* _Task requirements_
Note each line that includes the word "DOWN". Copy those lines.

* _Materials provided_
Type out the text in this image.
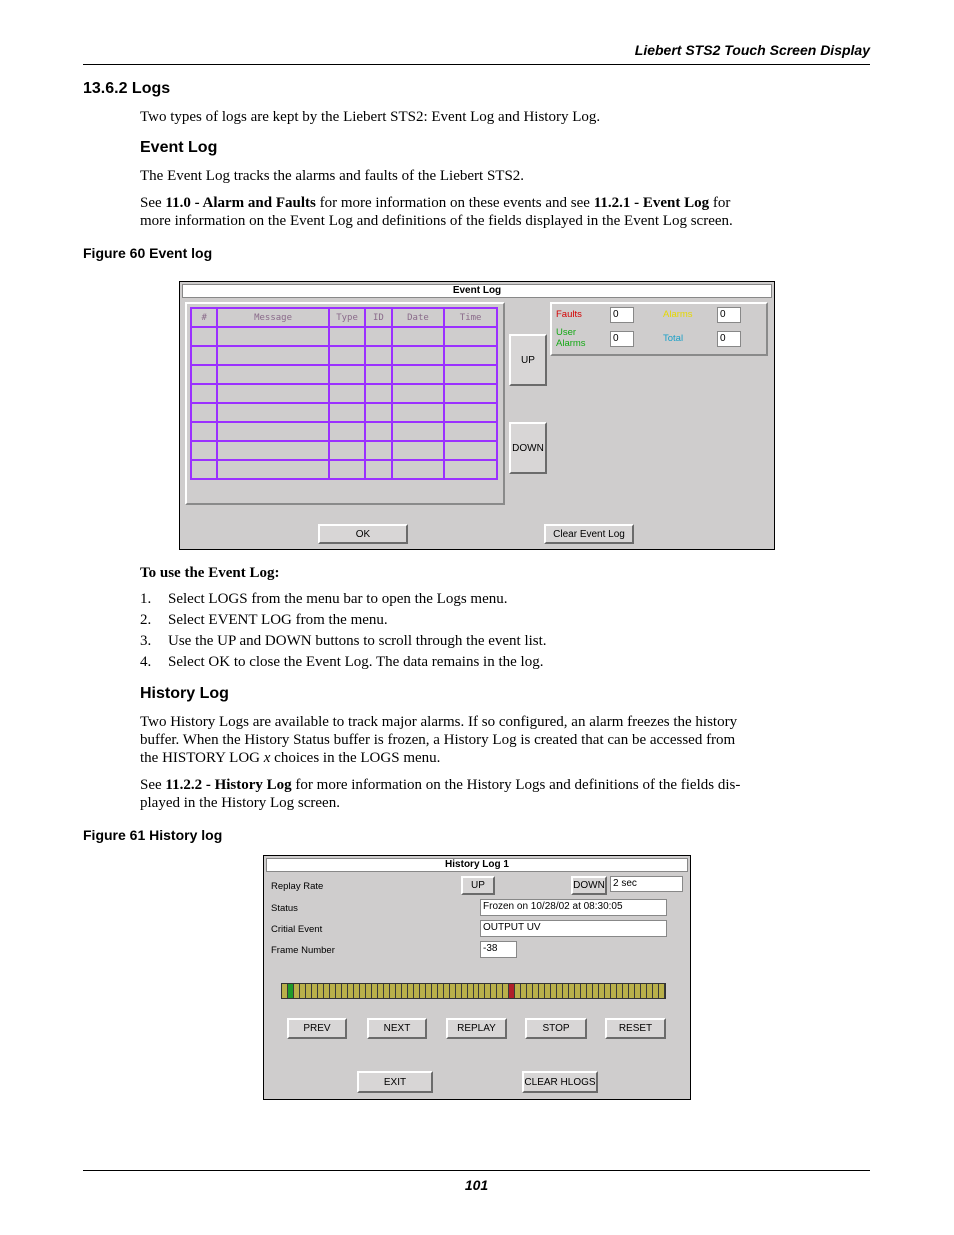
Liebert STS2 Touch Screen Display
13.6.2 Logs
Two types of logs are kept by the Liebert STS2: Event Log and History Log.
Event Log
The Event Log tracks the alarms and faults of the Liebert STS2.
See 11.0 - Alarm and Faults for more information on these events and see 11.2.1 - Event Log for
more information on the Event Log and definitions of the fields displayed in the Event Log screen.
Figure 60 Event log
Event Log
#	Message	Type	ID	Date	Time

UP
DOWN
Faults	0	Alarms	0
User
Alarms	0	Total	0
OK	Clear Event Log
To use the Event Log:
1. Select LOGS from the menu bar to open the Logs menu.
2. Select EVENT LOG from the menu.
3. Use the UP and DOWN buttons to scroll through the event list.
4. Select OK to close the Event Log. The data remains in the log.
History Log
Two History Logs are available to track major alarms. If so configured, an alarm freezes the history
buffer. When the History Status buffer is frozen, a History Log is created that can be accessed from
the HISTORY LOG x choices in the LOGS menu.
See 11.2.2 - History Log for more information on the History Logs and definitions of the fields dis-
played in the History Log screen.
Figure 61 History log
History Log 1
Replay Rate	UP	DOWN 2 sec
Status	Frozen on 10/28/02 at 08:30:05
Critial Event	OUTPUT UV
Frame Number	-38
PREV	NEXT	REPLAY	STOP	RESET
EXIT	CLEAR HLOGS
101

* _Written solution_
DOWN
3. Use the UP and DOWN buttons to scroll through the event list.
Replay Rate	UP	DOWN 2 sec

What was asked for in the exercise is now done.